• [PAGE]:
::::::::::

La translation des restes de J.-J. Rousseau au Panthéon fut l’occasion d’organiser
des cérémonies qui se déroulent sur trois jours : les 9, le 10 et le 11 octobre 1794.
Elles marquent les différentes étapes qui précèdent l’entrée du philosophe au
Panthéon et font l’objet de rites correspondant à la représentation mentale que l’on
se fait de Jean-Jacques Rousseau. Joseph Lakanal relate dans son rapport le
protocole de la cérémonie :
« Un char léger, et déjà tout préparé, ira chercher à Ermenonville le corps du
philosophe genevois. Un détachement de gendarmerie à cheval, et plusieurs
citoyens nommés à cet effet, accompagneront le char dans lequel le cercueil
renfermant les restes de Rousseau sera placé aux pieds d’une figure représentant la
liberté. Ce char et son escorte partiront d’Ermenonville le 18 vendémiaire et se
rendront à Emile (ci-devant Montmorency). Le 19 vendémiaire au matin, le char sera
déposé dans un lieu préparé pour le recevoir et dans lequel il passera la nuit exposé
aux regards des habitants de cette commune. Le char entrera dans Paris par la
Chapelle ; il suivra le faubourg Denis, le boulevard du nord, la rue et la place de la
Révolution ; et il entrera dans le jardin national par le pont Tournant. Le corps de
Jean-Jacques Rousseau sera reçu à l’entrée du jardin national par une députation de
la Convention, et l’institut national exécutera plusieurs morceaux de musique. Le
cercueil sera posé sur un gradin élevé au milieu du bassin qui est en face du
pavillon de l’unité, et il y restera exposé pendant le reste de la journée du 19 ; dans
la nuit du 19 au 20, il sera déposé dans le sarcophage destiné à le recevoir. », op.

::::::::::

• [LIGNES DE DONNÉES]:
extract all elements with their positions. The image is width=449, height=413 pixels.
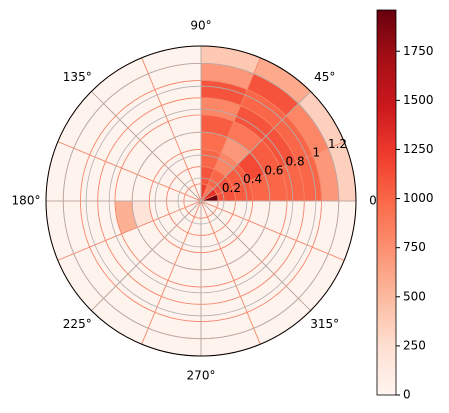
- plot-frame: [45, 45, 357, 357]
- angular-tick-label: 180°: [12, 194, 41, 208]
- angular-grid-line: [91, 91, 202, 202]
- angular-tick-label: 225°: [63, 317, 92, 331]
- radial-tick-label: 0.8: [286, 155, 305, 169]
- radial-tick-label: 0.6: [264, 163, 283, 177]
- radial-tick-label: 0.4: [243, 172, 262, 186]
- colorbar-tick-label: 1250: [403, 142, 434, 156]
- radial-tick-label: 0.2: [222, 181, 241, 195]
- angular-grid-line: [200, 91, 311, 202]
- colorbar: [376, 9, 397, 396]
- colorbar-tick-label: 750: [403, 240, 426, 254]
- colorbar-tick-label: 250: [403, 338, 426, 352]
- colorbar-tick-label: 1500: [403, 93, 434, 107]
- angular-grid-line: [200, 200, 311, 311]
- angular-tick-label: 135°: [63, 70, 92, 84]
- colorbar-tick-label: 0: [403, 388, 411, 402]
- angular-tick-label: 45°: [314, 70, 335, 84]
- colorbar-tick-label: 1000: [403, 191, 434, 205]
- radial-tick-label: 1.2: [328, 137, 347, 151]
- angular-tick-label: 90°: [190, 19, 211, 33]
- angular-grid-line: [91, 200, 202, 311]
- colorbar-tick-label: 1750: [403, 44, 434, 58]
- radial-tick-label: 1: [312, 146, 320, 160]
- angular-tick-label: 315°: [310, 317, 339, 331]
- angular-tick-label: 270°: [187, 369, 216, 383]
- colorbar-tick-label: 500: [403, 289, 426, 303]
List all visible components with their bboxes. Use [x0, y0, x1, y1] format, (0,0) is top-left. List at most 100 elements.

::::::::::

• [DÉFIS]:
1. D'après la page, par quel pont le char doit-il entrer dans le jardin national ?
2. Reproduisez le passage de la page qui commence par « La translation des » et se poursuit jusqu'à « 11 octobre 1794. ».

• [CORRIGÉ DÉTAILLÉ]:
1. Par le pont Tournant.

2.
La translation des restes de J.-J. Rousseau au Panthéon fut l’occasion d’organiser
des cérémonies qui se déroulent sur trois jours : les 9, le 10 et le 11 octobre 1794.